··· Material for this exercise
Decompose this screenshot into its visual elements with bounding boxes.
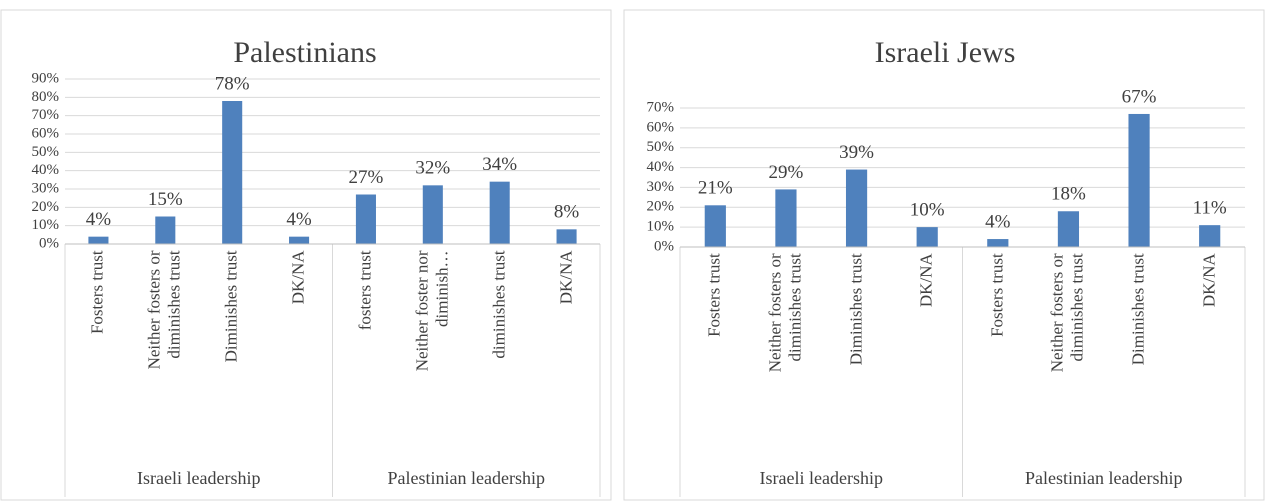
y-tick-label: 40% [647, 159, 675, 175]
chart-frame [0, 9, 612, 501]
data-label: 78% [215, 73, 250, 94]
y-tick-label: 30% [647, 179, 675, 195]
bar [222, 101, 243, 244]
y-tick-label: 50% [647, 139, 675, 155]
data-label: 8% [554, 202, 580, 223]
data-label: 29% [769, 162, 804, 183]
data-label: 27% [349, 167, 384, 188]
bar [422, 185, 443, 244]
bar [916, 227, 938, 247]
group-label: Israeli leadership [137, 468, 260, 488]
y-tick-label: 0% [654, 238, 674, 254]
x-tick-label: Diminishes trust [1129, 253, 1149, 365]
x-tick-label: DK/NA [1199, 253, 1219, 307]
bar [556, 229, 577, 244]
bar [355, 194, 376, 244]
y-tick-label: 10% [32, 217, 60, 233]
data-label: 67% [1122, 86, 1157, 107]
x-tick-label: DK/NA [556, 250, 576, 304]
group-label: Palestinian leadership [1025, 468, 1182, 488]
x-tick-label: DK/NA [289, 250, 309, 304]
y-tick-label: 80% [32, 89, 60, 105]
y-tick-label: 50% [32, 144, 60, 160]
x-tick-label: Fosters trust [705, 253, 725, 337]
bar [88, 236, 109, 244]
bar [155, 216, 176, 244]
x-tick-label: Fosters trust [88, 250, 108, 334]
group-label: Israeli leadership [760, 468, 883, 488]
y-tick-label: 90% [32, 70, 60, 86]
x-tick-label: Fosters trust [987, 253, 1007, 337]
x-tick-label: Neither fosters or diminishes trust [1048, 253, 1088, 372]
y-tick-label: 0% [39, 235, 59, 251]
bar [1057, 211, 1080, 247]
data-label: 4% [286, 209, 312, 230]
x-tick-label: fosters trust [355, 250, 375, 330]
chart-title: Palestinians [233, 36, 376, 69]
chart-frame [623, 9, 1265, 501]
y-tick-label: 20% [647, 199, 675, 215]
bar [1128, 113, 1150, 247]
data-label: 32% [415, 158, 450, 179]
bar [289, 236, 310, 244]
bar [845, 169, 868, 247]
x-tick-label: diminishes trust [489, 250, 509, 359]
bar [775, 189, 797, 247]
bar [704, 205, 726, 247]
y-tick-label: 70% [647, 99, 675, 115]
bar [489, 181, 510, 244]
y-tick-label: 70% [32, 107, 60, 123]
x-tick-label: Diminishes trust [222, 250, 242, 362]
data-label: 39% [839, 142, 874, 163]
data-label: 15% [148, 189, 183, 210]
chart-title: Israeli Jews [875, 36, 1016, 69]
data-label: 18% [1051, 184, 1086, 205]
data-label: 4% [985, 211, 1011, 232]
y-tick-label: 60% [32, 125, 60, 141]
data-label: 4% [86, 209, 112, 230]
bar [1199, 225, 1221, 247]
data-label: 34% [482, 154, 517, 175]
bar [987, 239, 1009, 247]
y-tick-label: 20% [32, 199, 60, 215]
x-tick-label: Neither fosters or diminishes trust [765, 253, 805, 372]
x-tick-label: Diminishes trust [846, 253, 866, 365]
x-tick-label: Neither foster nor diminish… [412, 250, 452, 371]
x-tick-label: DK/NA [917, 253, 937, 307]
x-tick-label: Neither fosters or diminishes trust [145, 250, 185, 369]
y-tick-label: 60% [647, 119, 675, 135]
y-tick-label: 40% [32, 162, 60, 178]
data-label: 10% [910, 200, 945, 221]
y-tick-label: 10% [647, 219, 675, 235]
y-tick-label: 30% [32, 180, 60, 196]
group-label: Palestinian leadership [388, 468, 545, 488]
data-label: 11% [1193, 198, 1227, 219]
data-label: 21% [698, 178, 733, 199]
······
→ **What is asked**
Can you print the whole listing above verbatim, leaving out the picture?

→ **Written reply**
Decompose this screenshot into its visual elements with bounding boxes.
y-tick-label: 40% [647, 159, 675, 175]
chart-frame [0, 9, 612, 501]
data-label: 78% [215, 73, 250, 94]
y-tick-label: 30% [647, 179, 675, 195]
bar [222, 101, 243, 244]
y-tick-label: 50% [647, 139, 675, 155]
data-label: 8% [554, 202, 580, 223]
data-label: 29% [769, 162, 804, 183]
data-label: 27% [349, 167, 384, 188]
bar [422, 185, 443, 244]
bar [916, 227, 938, 247]
group-label: Israeli leadership [137, 468, 260, 488]
y-tick-label: 0% [654, 238, 674, 254]
x-tick-label: Diminishes trust [1129, 253, 1149, 365]
x-tick-label: DK/NA [1199, 253, 1219, 307]
bar [556, 229, 577, 244]
bar [355, 194, 376, 244]
y-tick-label: 10% [32, 217, 60, 233]
data-label: 67% [1122, 86, 1157, 107]
x-tick-label: DK/NA [556, 250, 576, 304]
group-label: Palestinian leadership [1025, 468, 1182, 488]
x-tick-label: DK/NA [289, 250, 309, 304]
y-tick-label: 80% [32, 89, 60, 105]
y-tick-label: 50% [32, 144, 60, 160]
x-tick-label: Fosters trust [705, 253, 725, 337]
bar [88, 236, 109, 244]
bar [155, 216, 176, 244]
x-tick-label: Fosters trust [88, 250, 108, 334]
group-label: Israeli leadership [760, 468, 883, 488]
y-tick-label: 90% [32, 70, 60, 86]
x-tick-label: Fosters trust [987, 253, 1007, 337]
x-tick-label: Neither fosters or diminishes trust [1048, 253, 1088, 372]
y-tick-label: 0% [39, 235, 59, 251]
bar [1057, 211, 1080, 247]
data-label: 4% [286, 209, 312, 230]
x-tick-label: fosters trust [355, 250, 375, 330]
chart-title: Palestinians [233, 36, 376, 69]
chart-frame [623, 9, 1265, 501]
y-tick-label: 20% [647, 199, 675, 215]
bar [1128, 113, 1150, 247]
data-label: 32% [415, 158, 450, 179]
bar [289, 236, 310, 244]
bar [845, 169, 868, 247]
x-tick-label: diminishes trust [489, 250, 509, 359]
bar [775, 189, 797, 247]
bar [704, 205, 726, 247]
y-tick-label: 70% [647, 99, 675, 115]
bar [489, 181, 510, 244]
y-tick-label: 70% [32, 107, 60, 123]
x-tick-label: Diminishes trust [222, 250, 242, 362]
data-label: 39% [839, 142, 874, 163]
data-label: 15% [148, 189, 183, 210]
chart-title: Israeli Jews [875, 36, 1016, 69]
data-label: 18% [1051, 184, 1086, 205]
data-label: 4% [985, 211, 1011, 232]
y-tick-label: 60% [32, 125, 60, 141]
data-label: 4% [86, 209, 112, 230]
bar [1199, 225, 1221, 247]
data-label: 34% [482, 154, 517, 175]
bar [987, 239, 1009, 247]
y-tick-label: 20% [32, 199, 60, 215]
x-tick-label: Neither fosters or diminishes trust [765, 253, 805, 372]
x-tick-label: Diminishes trust [846, 253, 866, 365]
x-tick-label: Neither foster nor diminish… [412, 250, 452, 371]
x-tick-label: DK/NA [917, 253, 937, 307]
x-tick-label: Neither fosters or diminishes trust [145, 250, 185, 369]
y-tick-label: 60% [647, 119, 675, 135]
y-tick-label: 40% [32, 162, 60, 178]
data-label: 10% [910, 200, 945, 221]
y-tick-label: 10% [647, 219, 675, 235]
y-tick-label: 30% [32, 180, 60, 196]
group-label: Palestinian leadership [388, 468, 545, 488]
data-label: 11% [1193, 198, 1227, 219]
data-label: 21% [698, 178, 733, 199]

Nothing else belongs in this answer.